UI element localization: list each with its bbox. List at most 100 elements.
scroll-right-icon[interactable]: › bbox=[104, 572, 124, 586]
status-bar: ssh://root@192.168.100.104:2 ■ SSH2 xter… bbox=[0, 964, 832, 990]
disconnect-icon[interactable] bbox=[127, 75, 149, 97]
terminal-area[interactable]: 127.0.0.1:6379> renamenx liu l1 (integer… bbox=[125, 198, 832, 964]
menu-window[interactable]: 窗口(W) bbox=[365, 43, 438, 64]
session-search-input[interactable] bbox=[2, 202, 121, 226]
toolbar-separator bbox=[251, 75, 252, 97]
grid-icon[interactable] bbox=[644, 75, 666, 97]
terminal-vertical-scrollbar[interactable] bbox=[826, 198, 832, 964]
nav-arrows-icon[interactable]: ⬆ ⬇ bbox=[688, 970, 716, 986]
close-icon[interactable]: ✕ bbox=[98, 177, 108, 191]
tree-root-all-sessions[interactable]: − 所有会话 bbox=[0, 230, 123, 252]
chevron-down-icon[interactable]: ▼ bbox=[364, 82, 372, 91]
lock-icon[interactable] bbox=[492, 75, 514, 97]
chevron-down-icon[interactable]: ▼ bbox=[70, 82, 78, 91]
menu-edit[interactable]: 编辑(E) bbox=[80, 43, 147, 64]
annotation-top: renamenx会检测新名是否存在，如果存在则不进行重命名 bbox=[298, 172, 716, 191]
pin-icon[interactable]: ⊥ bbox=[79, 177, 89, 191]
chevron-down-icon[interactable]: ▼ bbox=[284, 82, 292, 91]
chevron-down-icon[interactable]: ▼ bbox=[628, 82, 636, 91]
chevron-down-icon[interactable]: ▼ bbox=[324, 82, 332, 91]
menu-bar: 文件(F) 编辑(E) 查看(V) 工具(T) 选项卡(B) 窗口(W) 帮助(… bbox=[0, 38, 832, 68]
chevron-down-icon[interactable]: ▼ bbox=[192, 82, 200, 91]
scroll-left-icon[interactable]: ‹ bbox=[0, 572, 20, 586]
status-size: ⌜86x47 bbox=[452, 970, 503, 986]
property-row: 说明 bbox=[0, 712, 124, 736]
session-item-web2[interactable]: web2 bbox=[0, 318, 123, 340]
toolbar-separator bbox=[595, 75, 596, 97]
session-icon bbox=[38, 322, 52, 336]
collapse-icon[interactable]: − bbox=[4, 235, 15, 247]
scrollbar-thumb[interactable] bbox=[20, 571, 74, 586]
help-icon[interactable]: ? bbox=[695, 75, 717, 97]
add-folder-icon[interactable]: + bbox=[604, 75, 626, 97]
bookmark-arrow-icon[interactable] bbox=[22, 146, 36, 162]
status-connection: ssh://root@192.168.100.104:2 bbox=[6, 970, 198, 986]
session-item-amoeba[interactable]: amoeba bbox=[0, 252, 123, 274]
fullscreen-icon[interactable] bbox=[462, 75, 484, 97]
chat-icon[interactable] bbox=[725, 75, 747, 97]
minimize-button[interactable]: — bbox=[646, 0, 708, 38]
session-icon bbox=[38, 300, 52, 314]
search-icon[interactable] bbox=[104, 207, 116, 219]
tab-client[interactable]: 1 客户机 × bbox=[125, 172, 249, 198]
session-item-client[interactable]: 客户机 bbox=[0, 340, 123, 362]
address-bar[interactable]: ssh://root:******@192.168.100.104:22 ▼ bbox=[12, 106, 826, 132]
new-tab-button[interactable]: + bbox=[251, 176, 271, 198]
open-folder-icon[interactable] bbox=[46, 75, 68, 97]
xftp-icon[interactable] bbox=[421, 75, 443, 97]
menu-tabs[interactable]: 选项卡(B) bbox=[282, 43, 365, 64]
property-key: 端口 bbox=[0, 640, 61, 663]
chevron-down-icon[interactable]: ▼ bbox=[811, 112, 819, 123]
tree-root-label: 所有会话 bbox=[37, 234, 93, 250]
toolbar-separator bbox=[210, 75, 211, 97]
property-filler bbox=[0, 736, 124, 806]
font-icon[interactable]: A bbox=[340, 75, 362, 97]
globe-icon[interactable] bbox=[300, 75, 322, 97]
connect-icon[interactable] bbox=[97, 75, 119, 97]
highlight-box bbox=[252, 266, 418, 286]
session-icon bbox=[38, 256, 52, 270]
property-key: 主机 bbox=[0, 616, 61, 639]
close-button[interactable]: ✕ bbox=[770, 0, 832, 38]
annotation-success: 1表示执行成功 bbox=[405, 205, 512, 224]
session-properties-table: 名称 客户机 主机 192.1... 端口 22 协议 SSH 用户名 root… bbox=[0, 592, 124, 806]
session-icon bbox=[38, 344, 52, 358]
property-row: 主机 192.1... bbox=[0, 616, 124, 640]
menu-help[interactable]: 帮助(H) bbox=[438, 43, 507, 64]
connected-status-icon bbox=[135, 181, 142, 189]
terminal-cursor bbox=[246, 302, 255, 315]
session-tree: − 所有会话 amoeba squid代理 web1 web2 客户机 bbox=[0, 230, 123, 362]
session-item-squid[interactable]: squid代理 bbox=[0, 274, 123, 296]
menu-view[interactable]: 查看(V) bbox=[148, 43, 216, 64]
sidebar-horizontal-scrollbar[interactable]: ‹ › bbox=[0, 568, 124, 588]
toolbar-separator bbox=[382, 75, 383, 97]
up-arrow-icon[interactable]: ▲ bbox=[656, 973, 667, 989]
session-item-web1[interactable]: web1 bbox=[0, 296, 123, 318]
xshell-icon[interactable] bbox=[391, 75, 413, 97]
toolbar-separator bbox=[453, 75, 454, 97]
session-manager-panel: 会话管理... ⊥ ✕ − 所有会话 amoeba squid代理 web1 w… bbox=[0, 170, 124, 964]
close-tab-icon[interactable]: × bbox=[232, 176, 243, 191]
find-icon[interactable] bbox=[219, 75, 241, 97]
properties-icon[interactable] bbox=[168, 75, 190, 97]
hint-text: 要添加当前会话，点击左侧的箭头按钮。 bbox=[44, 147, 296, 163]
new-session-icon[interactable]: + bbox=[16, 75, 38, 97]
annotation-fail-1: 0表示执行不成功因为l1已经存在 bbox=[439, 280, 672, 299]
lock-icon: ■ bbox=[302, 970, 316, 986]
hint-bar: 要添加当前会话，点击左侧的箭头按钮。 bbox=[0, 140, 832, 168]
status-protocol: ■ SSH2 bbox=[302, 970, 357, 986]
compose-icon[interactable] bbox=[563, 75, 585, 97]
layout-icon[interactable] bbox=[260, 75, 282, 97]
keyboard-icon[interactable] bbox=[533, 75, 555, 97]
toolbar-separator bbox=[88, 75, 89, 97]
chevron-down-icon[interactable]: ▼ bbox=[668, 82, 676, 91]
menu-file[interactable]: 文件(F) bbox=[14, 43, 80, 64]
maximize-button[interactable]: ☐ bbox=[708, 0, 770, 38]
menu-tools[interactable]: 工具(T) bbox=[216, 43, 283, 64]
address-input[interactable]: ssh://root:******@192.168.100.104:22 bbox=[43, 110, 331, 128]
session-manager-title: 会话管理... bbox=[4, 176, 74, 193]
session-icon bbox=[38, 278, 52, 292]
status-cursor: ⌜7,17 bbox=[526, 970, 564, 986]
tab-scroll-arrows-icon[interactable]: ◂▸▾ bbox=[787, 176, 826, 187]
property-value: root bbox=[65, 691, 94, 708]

■ WHAT IS EXPECTED
Format all of the data above as a numbered list, leaving out any blank lines.

■ SOLUTION FOR THIS EXERCISE
1. UI element localization: list each with its bbox. List at most 100 elements.
2. scroll-right-icon[interactable]: › bbox=[104, 572, 124, 586]
3. status-bar: ssh://root@192.168.100.104:2 ■ SSH2 xter… bbox=[0, 964, 832, 990]
4. disconnect-icon[interactable] bbox=[127, 75, 149, 97]
5. terminal-area[interactable]: 127.0.0.1:6379> renamenx liu l1 (integer… bbox=[125, 198, 832, 964]
6. menu-window[interactable]: 窗口(W) bbox=[365, 43, 438, 64]
7. session-search-input[interactable] bbox=[2, 202, 121, 226]
8. toolbar-separator bbox=[251, 75, 252, 97]
9. grid-icon[interactable] bbox=[644, 75, 666, 97]
10. terminal-vertical-scrollbar[interactable] bbox=[826, 198, 832, 964]
11. nav-arrows-icon[interactable]: ⬆ ⬇ bbox=[688, 970, 716, 986]
12. close-icon[interactable]: ✕ bbox=[98, 177, 108, 191]
13. tree-root-all-sessions[interactable]: − 所有会话 bbox=[0, 230, 123, 252]
14. chevron-down-icon[interactable]: ▼ bbox=[364, 82, 372, 91]
15. lock-icon[interactable] bbox=[492, 75, 514, 97]
16. chevron-down-icon[interactable]: ▼ bbox=[70, 82, 78, 91]
17. menu-edit[interactable]: 编辑(E) bbox=[80, 43, 147, 64]
18. annotation-top: renamenx会检测新名是否存在，如果存在则不进行重命名 bbox=[298, 172, 716, 191]
19. pin-icon[interactable]: ⊥ bbox=[79, 177, 89, 191]
20. chevron-down-icon[interactable]: ▼ bbox=[284, 82, 292, 91]
21. chevron-down-icon[interactable]: ▼ bbox=[628, 82, 636, 91]
22. chevron-down-icon[interactable]: ▼ bbox=[324, 82, 332, 91]
23. menu-bar: 文件(F) 编辑(E) 查看(V) 工具(T) 选项卡(B) 窗口(W) 帮助(… bbox=[0, 38, 832, 68]
24. chevron-down-icon[interactable]: ▼ bbox=[192, 82, 200, 91]
25. scroll-left-icon[interactable]: ‹ bbox=[0, 572, 20, 586]
26. status-size: ⌜86x47 bbox=[452, 970, 503, 986]
27. property-row: 说明 bbox=[0, 712, 124, 736]
28. session-item-web2[interactable]: web2 bbox=[0, 318, 123, 340]
29. toolbar-separator bbox=[595, 75, 596, 97]
30. session-icon bbox=[38, 322, 52, 336]
31. collapse-icon[interactable]: − bbox=[4, 235, 15, 247]
32. scrollbar-thumb[interactable] bbox=[20, 571, 74, 586]
33. help-icon[interactable]: ? bbox=[695, 75, 717, 97]
34. add-folder-icon[interactable]: + bbox=[604, 75, 626, 97]
35. bookmark-arrow-icon[interactable] bbox=[22, 146, 36, 162]
36. status-connection: ssh://root@192.168.100.104:2 bbox=[6, 970, 198, 986]
37. session-item-amoeba[interactable]: amoeba bbox=[0, 252, 123, 274]
38. fullscreen-icon[interactable] bbox=[462, 75, 484, 97]
39. chat-icon[interactable] bbox=[725, 75, 747, 97]
40. minimize-button[interactable]: — bbox=[646, 0, 708, 38]
41. session-icon bbox=[38, 300, 52, 314]
42. search-icon[interactable] bbox=[104, 207, 116, 219]
43. tab-client[interactable]: 1 客户机 × bbox=[125, 172, 249, 198]
44. session-item-client[interactable]: 客户机 bbox=[0, 340, 123, 362]
45. address-bar[interactable]: ssh://root:******@192.168.100.104:22 ▼ bbox=[12, 106, 826, 132]
46. new-tab-button[interactable]: + bbox=[251, 176, 271, 198]
47. open-folder-icon[interactable] bbox=[46, 75, 68, 97]
48. xftp-icon[interactable] bbox=[421, 75, 443, 97]
49. menu-tabs[interactable]: 选项卡(B) bbox=[282, 43, 365, 64]
50. property-key: 端口 bbox=[0, 640, 61, 663]
51. chevron-down-icon[interactable]: ▼ bbox=[811, 112, 819, 123]
52. tree-root-label: 所有会话 bbox=[37, 234, 93, 250]
53. toolbar-separator bbox=[210, 75, 211, 97]
54. property-filler bbox=[0, 736, 124, 806]
55. font-icon[interactable]: A bbox=[340, 75, 362, 97]
56. globe-icon[interactable] bbox=[300, 75, 322, 97]
57. connect-icon[interactable] bbox=[97, 75, 119, 97]
58. highlight-box bbox=[252, 266, 418, 286]
59. session-icon bbox=[38, 256, 52, 270]
60. property-key: 主机 bbox=[0, 616, 61, 639]
61. close-button[interactable]: ✕ bbox=[770, 0, 832, 38]
62. annotation-success: 1表示执行成功 bbox=[405, 205, 512, 224]
63. session-properties-table: 名称 客户机 主机 192.1... 端口 22 协议 SSH 用户名 root… bbox=[0, 592, 124, 806]
64. session-icon bbox=[38, 344, 52, 358]
65. property-row: 主机 192.1... bbox=[0, 616, 124, 640]
66. menu-help[interactable]: 帮助(H) bbox=[438, 43, 507, 64]
67. connected-status-icon bbox=[135, 181, 142, 189]
68. terminal-cursor bbox=[246, 302, 255, 315]
69. session-tree: − 所有会话 amoeba squid代理 web1 web2 客户机 bbox=[0, 230, 123, 362]
70. session-item-squid[interactable]: squid代理 bbox=[0, 274, 123, 296]
71. menu-view[interactable]: 查看(V) bbox=[148, 43, 216, 64]
72. sidebar-horizontal-scrollbar[interactable]: ‹ › bbox=[0, 568, 124, 588]
73. toolbar-separator bbox=[382, 75, 383, 97]
74. up-arrow-icon[interactable]: ▲ bbox=[656, 973, 667, 989]
75. session-item-web1[interactable]: web1 bbox=[0, 296, 123, 318]
76. xshell-icon[interactable] bbox=[391, 75, 413, 97]
77. toolbar-separator bbox=[453, 75, 454, 97]
78. session-manager-panel: 会话管理... ⊥ ✕ − 所有会话 amoeba squid代理 web1 w… bbox=[0, 170, 124, 964]
79. close-tab-icon[interactable]: × bbox=[232, 176, 243, 191]
80. find-icon[interactable] bbox=[219, 75, 241, 97]
81. properties-icon[interactable] bbox=[168, 75, 190, 97]
82. hint-text: 要添加当前会话，点击左侧的箭头按钮。 bbox=[44, 147, 296, 163]
83. new-session-icon[interactable]: + bbox=[16, 75, 38, 97]
84. annotation-fail-1: 0表示执行不成功因为l1已经存在 bbox=[439, 280, 672, 299]
85. lock-icon: ■ bbox=[302, 970, 316, 986]
86. hint-bar: 要添加当前会话，点击左侧的箭头按钮。 bbox=[0, 140, 832, 168]
87. status-protocol: ■ SSH2 bbox=[302, 970, 357, 986]
88. compose-icon[interactable] bbox=[563, 75, 585, 97]
89. layout-icon[interactable] bbox=[260, 75, 282, 97]
90. keyboard-icon[interactable] bbox=[533, 75, 555, 97]
91. toolbar-separator bbox=[88, 75, 89, 97]
92. chevron-down-icon[interactable]: ▼ bbox=[668, 82, 676, 91]
93. menu-file[interactable]: 文件(F) bbox=[14, 43, 80, 64]
94. maximize-button[interactable]: ☐ bbox=[708, 0, 770, 38]
95. menu-tools[interactable]: 工具(T) bbox=[216, 43, 283, 64]
96. address-input[interactable]: ssh://root:******@192.168.100.104:22 bbox=[43, 110, 331, 128]
97. session-manager-title: 会话管理... bbox=[4, 176, 74, 193]
98. session-icon bbox=[38, 278, 52, 292]
99. status-cursor: ⌜7,17 bbox=[526, 970, 564, 986]
100. tab-scroll-arrows-icon[interactable]: ◂▸▾ bbox=[787, 176, 826, 187]
101. property-value: root bbox=[65, 691, 94, 708]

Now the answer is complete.